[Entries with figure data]

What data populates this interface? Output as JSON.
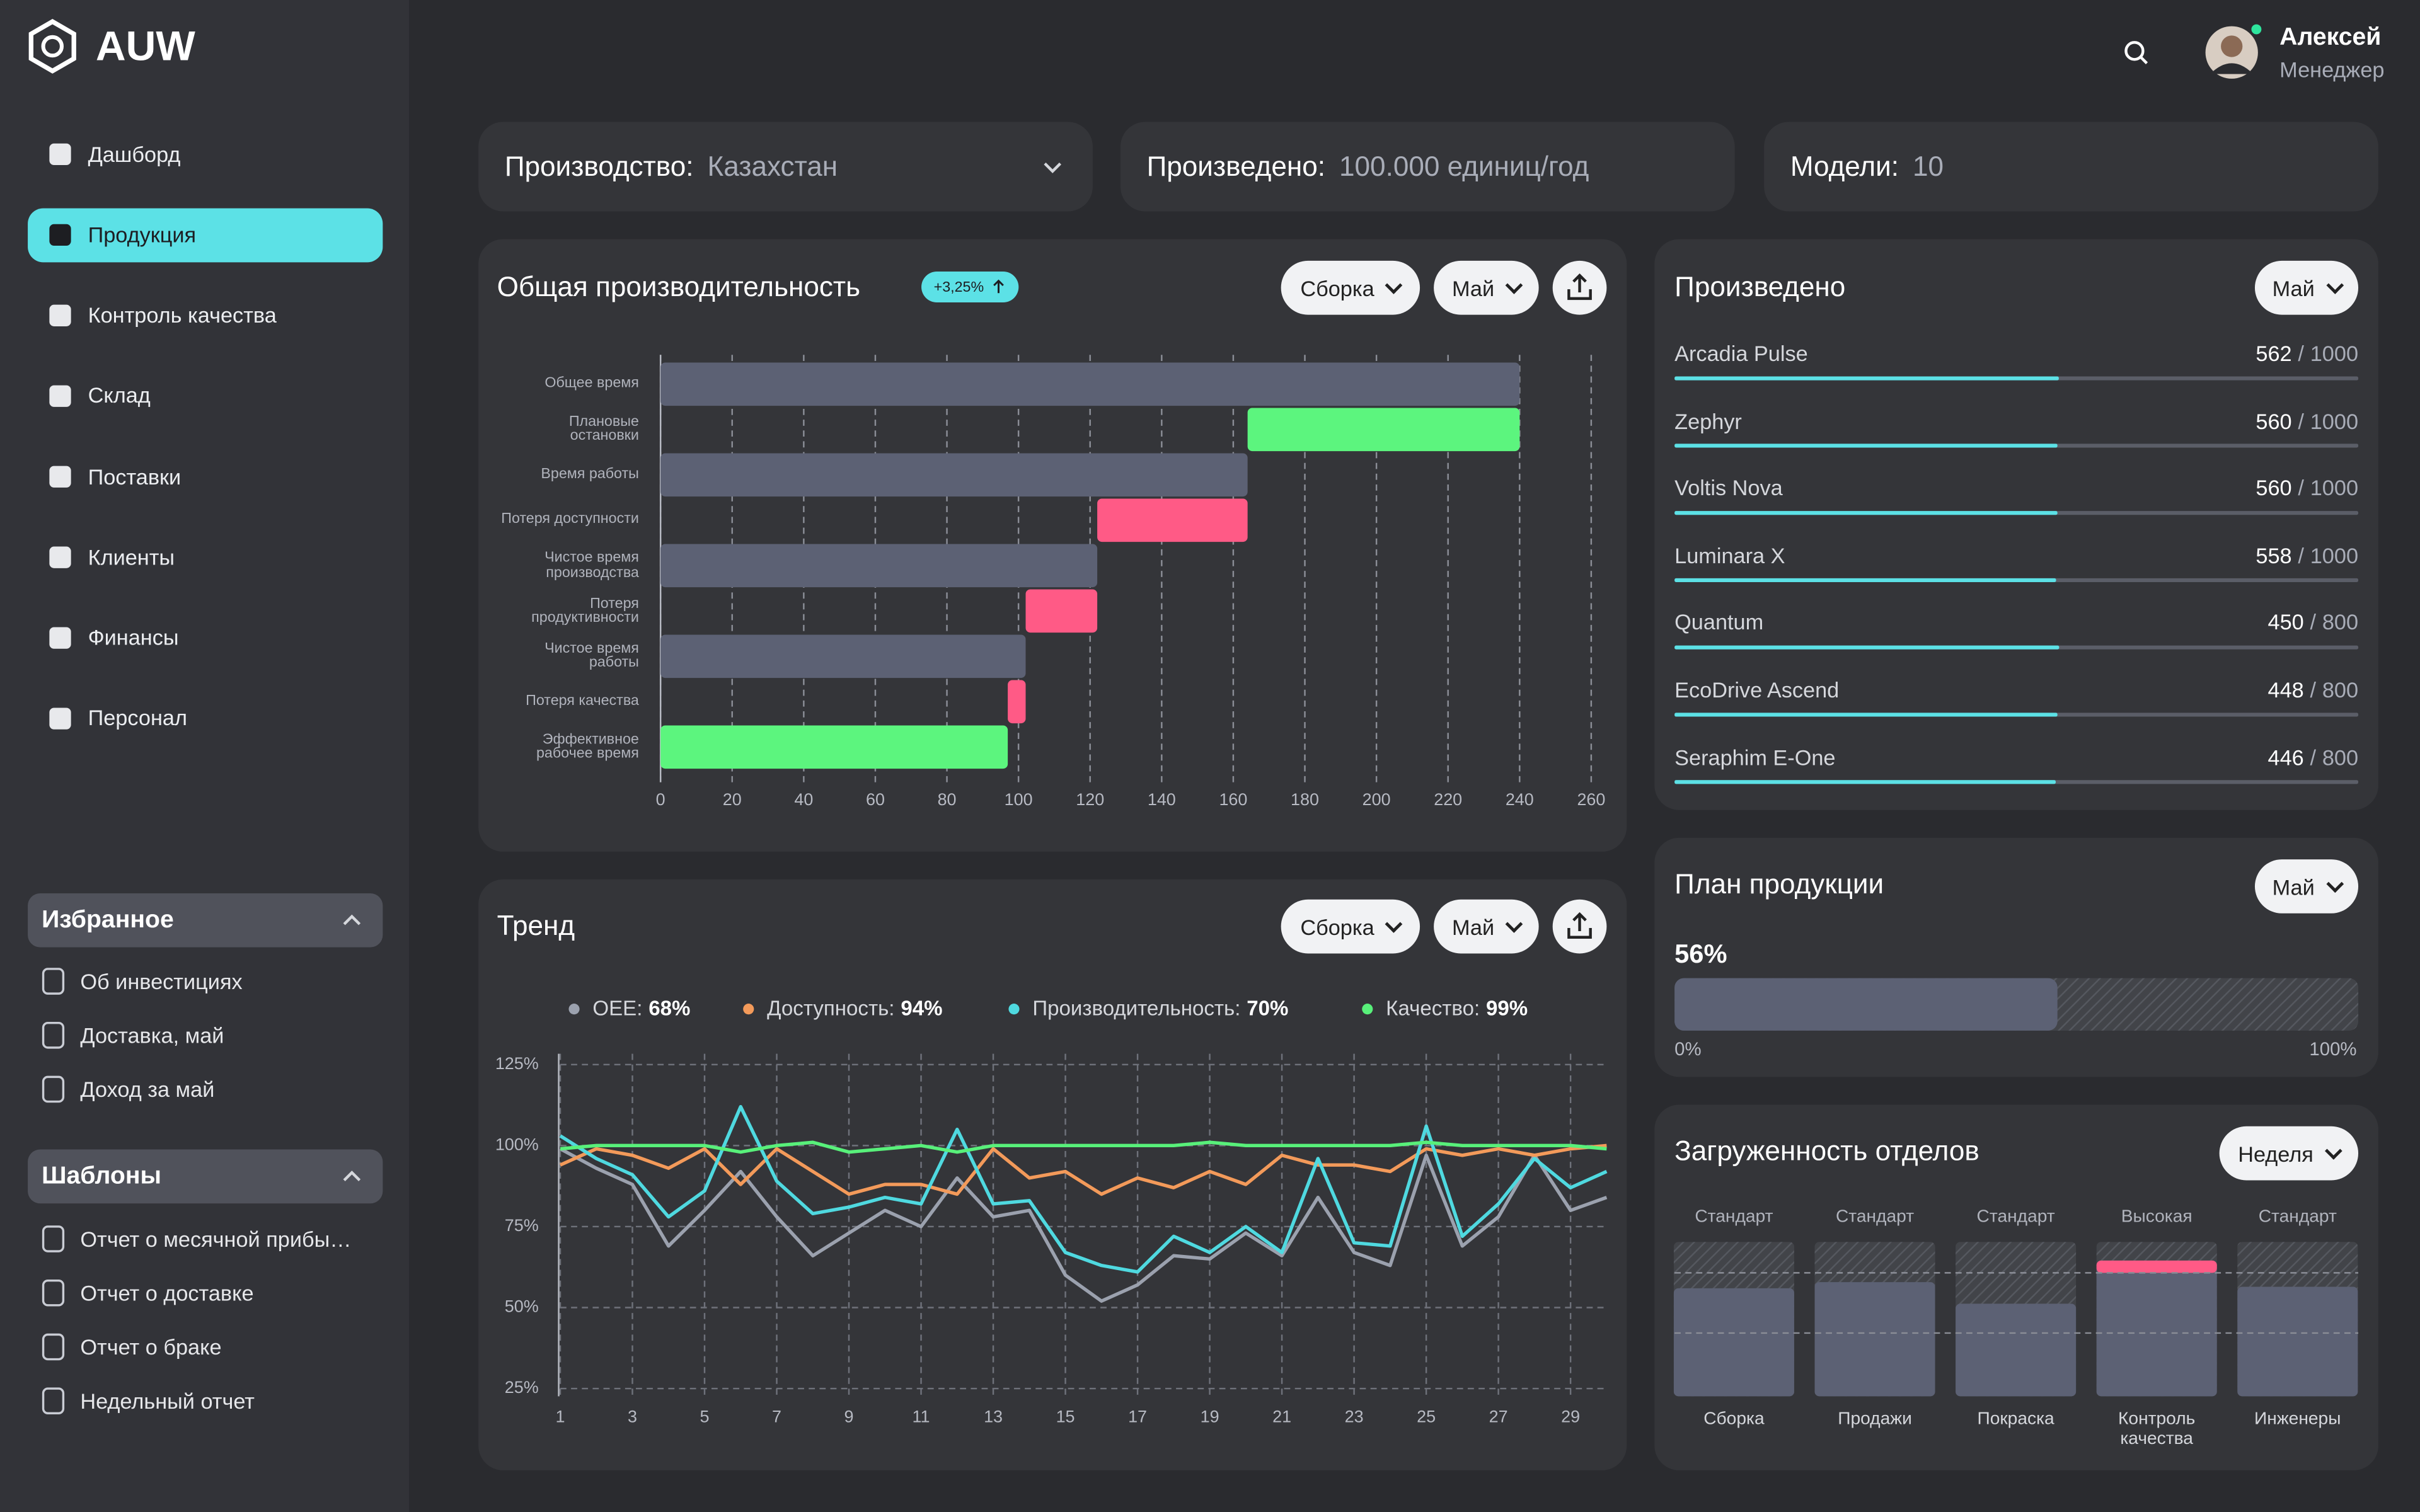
{
  "sidebar": {
    "logo": "AUW",
    "nav": [
      "Дашборд",
      "Продукция",
      "Контроль качества",
      "Склад",
      "Поставки",
      "Клиенты",
      "Финансы",
      "Персонал"
    ],
    "active": 1,
    "favorites": {
      "title": "Избранное",
      "items": [
        "Об инвестициях",
        "Доставка, май",
        "Доход за май"
      ]
    },
    "templates": {
      "title": "Шаблоны",
      "items": [
        "Отчет о месячной прибы…",
        "Отчет о доставке",
        "Отчет о браке",
        "Недельный отчет"
      ]
    }
  },
  "user": {
    "name": "Алексей",
    "role": "Менеджер"
  },
  "stats": [
    {
      "label": "Производство:",
      "value": "Казахстан"
    },
    {
      "label": "Произведено:",
      "value": "100.000 единиц/год"
    },
    {
      "label": "Модели:",
      "value": 10
    }
  ],
  "performance": {
    "title": "Общая производительность",
    "badge": "+3,25%",
    "filters": [
      "Сборка",
      "Май"
    ],
    "chart_data": {
      "type": "bar",
      "categories": [
        "Общее время",
        "Плановые\nостановки",
        "Время работы",
        "Потеря доступности",
        "Чистое время\nпроизводства",
        "Потеря\nпродуктивности",
        "Чистое время\nработы",
        "Потеря качества",
        "Эффективное\nрабочее время"
      ],
      "values": [
        240,
        76,
        164,
        42,
        122,
        20,
        102,
        5,
        97
      ],
      "colors": [
        "#5c6174",
        "#5cf57e",
        "#5c6174",
        "#ff5a86",
        "#5c6174",
        "#ff5a86",
        "#5c6174",
        "#ff5a86",
        "#5cf57e"
      ],
      "xlim": [
        0,
        260
      ],
      "xticks": [
        0,
        20,
        40,
        60,
        80,
        100,
        120,
        140,
        160,
        180,
        200,
        220,
        240,
        260
      ],
      "grid": true
    }
  },
  "produced": {
    "title": "Произведено",
    "filter": "Май",
    "separator": "/",
    "color": "#5ce1e6",
    "items": [
      {
        "name": "Arcadia Pulse",
        "value": 562,
        "total": 1000
      },
      {
        "name": "Zephyr",
        "value": 560,
        "total": 1000
      },
      {
        "name": "Voltis Nova",
        "value": 560,
        "total": 1000
      },
      {
        "name": "Luminara X",
        "value": 558,
        "total": 1000
      },
      {
        "name": "Quantum",
        "value": 450,
        "total": 800
      },
      {
        "name": "EcoDrive Ascend",
        "value": 448,
        "total": 800
      },
      {
        "name": "Seraphim E-One",
        "value": 446,
        "total": 800
      }
    ]
  },
  "trend": {
    "title": "Тренд",
    "filters": [
      "Сборка",
      "Май"
    ],
    "chart_data": {
      "type": "line",
      "x": [
        1,
        2,
        3,
        4,
        5,
        6,
        7,
        8,
        9,
        10,
        11,
        12,
        13,
        14,
        15,
        16,
        17,
        18,
        19,
        20,
        21,
        22,
        23,
        24,
        25,
        26,
        27,
        28,
        29,
        30
      ],
      "series": [
        {
          "name": "OEE:",
          "summary": "68%",
          "color": "#9ba1ae",
          "values": [
            99,
            93,
            88,
            69,
            80,
            92,
            78,
            66,
            73,
            80,
            75,
            90,
            78,
            80,
            60,
            52,
            57,
            66,
            65,
            73,
            66,
            84,
            67,
            63,
            97,
            69,
            78,
            97,
            80,
            84
          ]
        },
        {
          "name": "Доступность:",
          "summary": "94%",
          "color": "#f39a5a",
          "values": [
            94,
            99,
            97,
            93,
            99,
            88,
            99,
            92,
            85,
            88,
            88,
            85,
            99,
            90,
            92,
            85,
            90,
            87,
            92,
            88,
            97,
            94,
            94,
            92,
            99,
            97,
            99,
            97,
            99,
            100
          ]
        },
        {
          "name": "Производительность:",
          "summary": "70%",
          "color": "#4fd9e0",
          "values": [
            103,
            96,
            91,
            78,
            86,
            112,
            89,
            79,
            81,
            84,
            82,
            105,
            82,
            83,
            67,
            63,
            61,
            72,
            67,
            75,
            67,
            96,
            70,
            69,
            106,
            72,
            82,
            96,
            87,
            92
          ]
        },
        {
          "name": "Качество:",
          "summary": "99%",
          "color": "#58f07a",
          "values": [
            99,
            100,
            100,
            100,
            100,
            98,
            100,
            101,
            98,
            99,
            100,
            98,
            100,
            100,
            100,
            100,
            100,
            100,
            101,
            100,
            100,
            100,
            100,
            100,
            101,
            100,
            100,
            100,
            100,
            99
          ]
        }
      ],
      "xlim": [
        1,
        30
      ],
      "xticks": [
        1,
        3,
        5,
        7,
        9,
        11,
        13,
        15,
        17,
        19,
        21,
        23,
        25,
        27,
        29
      ],
      "ylim": [
        25,
        125
      ],
      "yticks": [
        {
          "value": 25,
          "label": "25%"
        },
        {
          "value": 50,
          "label": "50%"
        },
        {
          "value": 75,
          "label": "75%"
        },
        {
          "value": 100,
          "label": "100%"
        },
        {
          "value": 125,
          "label": "125%"
        }
      ],
      "grid": true
    }
  },
  "plan": {
    "title": "План продукции",
    "filter": "Май",
    "value": 56,
    "value_label": "56%",
    "min": {
      "value": 0,
      "label": "0%"
    },
    "max": {
      "value": 100,
      "label": "100%"
    }
  },
  "departments": {
    "title": "Загруженность отделов",
    "filter": "Неделя",
    "chart_data": {
      "type": "bar",
      "categories": [
        "Сборка",
        "Продажи",
        "Покраска",
        "Контроль\nкачества",
        "Инженеры"
      ],
      "statuses": [
        "Стандарт",
        "Стандарт",
        "Стандарт",
        "Высокая",
        "Стандарт"
      ],
      "values": [
        70,
        74,
        60,
        88,
        71
      ],
      "color": "#5c6174",
      "highlight": [
        null,
        null,
        null,
        "#ff5a86",
        null
      ],
      "ylim": [
        0,
        100
      ]
    }
  }
}
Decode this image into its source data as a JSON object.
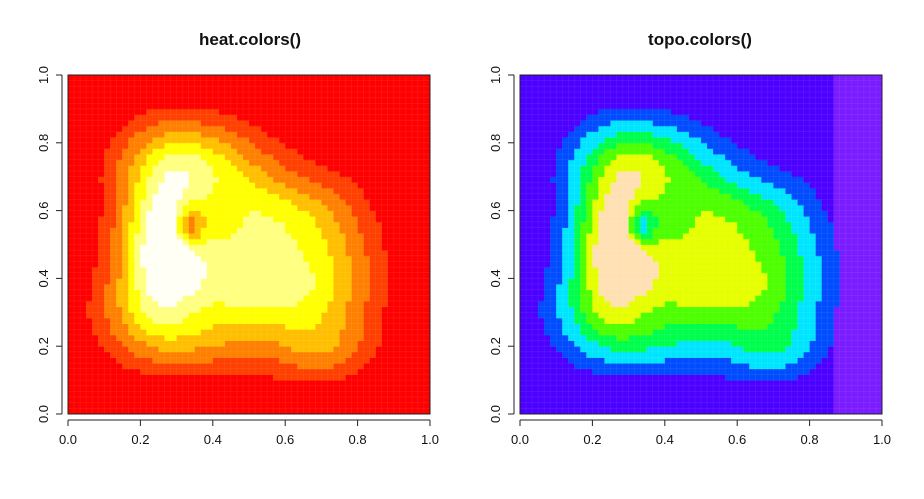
{
  "chart_data": [
    {
      "type": "heatmap",
      "title": "heat.colors()",
      "palette": "heat",
      "colors": [
        "#FF0000",
        "#FF4000",
        "#FF8000",
        "#FFBF00",
        "#FFFF00",
        "#FFFF80",
        "#FFFFF5"
      ],
      "xlim": [
        0,
        1
      ],
      "ylim": [
        0,
        1
      ],
      "xticks": [
        "0.0",
        "0.2",
        "0.4",
        "0.6",
        "0.8",
        "1.0"
      ],
      "yticks": [
        "0.0",
        "0.2",
        "0.4",
        "0.6",
        "0.8",
        "1.0"
      ],
      "grid_size": 60
    },
    {
      "type": "heatmap",
      "title": "topo.colors()",
      "palette": "topo",
      "colors": [
        "#4C00FF",
        "#004CFF",
        "#00E5FF",
        "#00FF4D",
        "#4DFF00",
        "#E6FF00",
        "#FFE0B3"
      ],
      "edge_color": "#7A1CFF",
      "xlim": [
        0,
        1
      ],
      "ylim": [
        0,
        1
      ],
      "xticks": [
        "0.0",
        "0.2",
        "0.4",
        "0.6",
        "0.8",
        "1.0"
      ],
      "yticks": [
        "0.0",
        "0.2",
        "0.4",
        "0.6",
        "0.8",
        "1.0"
      ],
      "grid_size": 60
    }
  ]
}
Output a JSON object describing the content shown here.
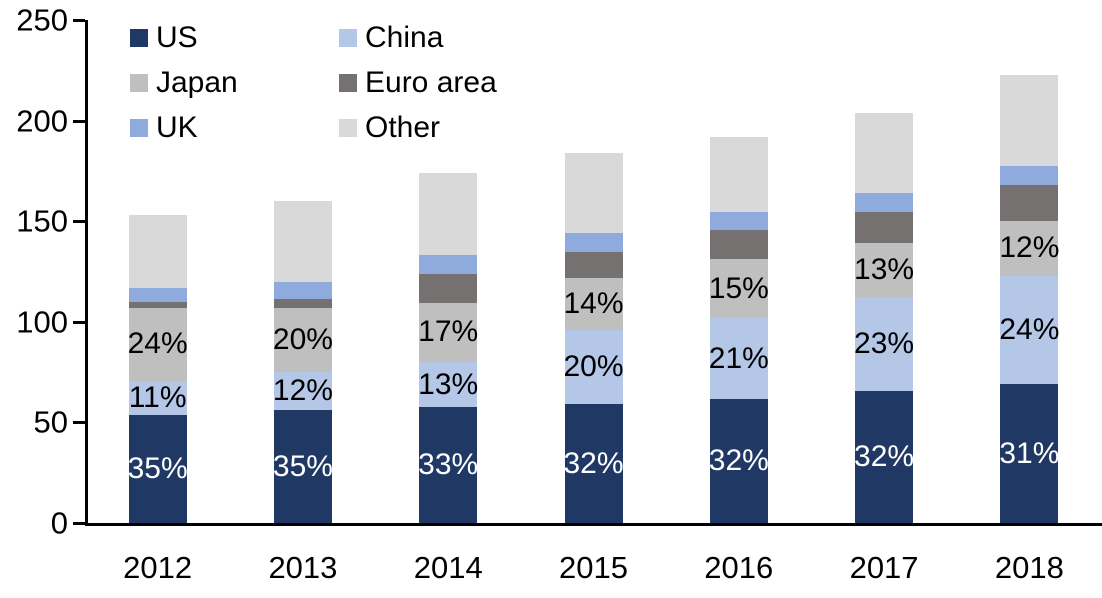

**Exercise**:
Check each line above for the word "Потеря", and copy the lines where it appears.

**Expected output**:
        "Потеря доступности",
        "Потеря\nпродуктивности",
        "Потеря качества",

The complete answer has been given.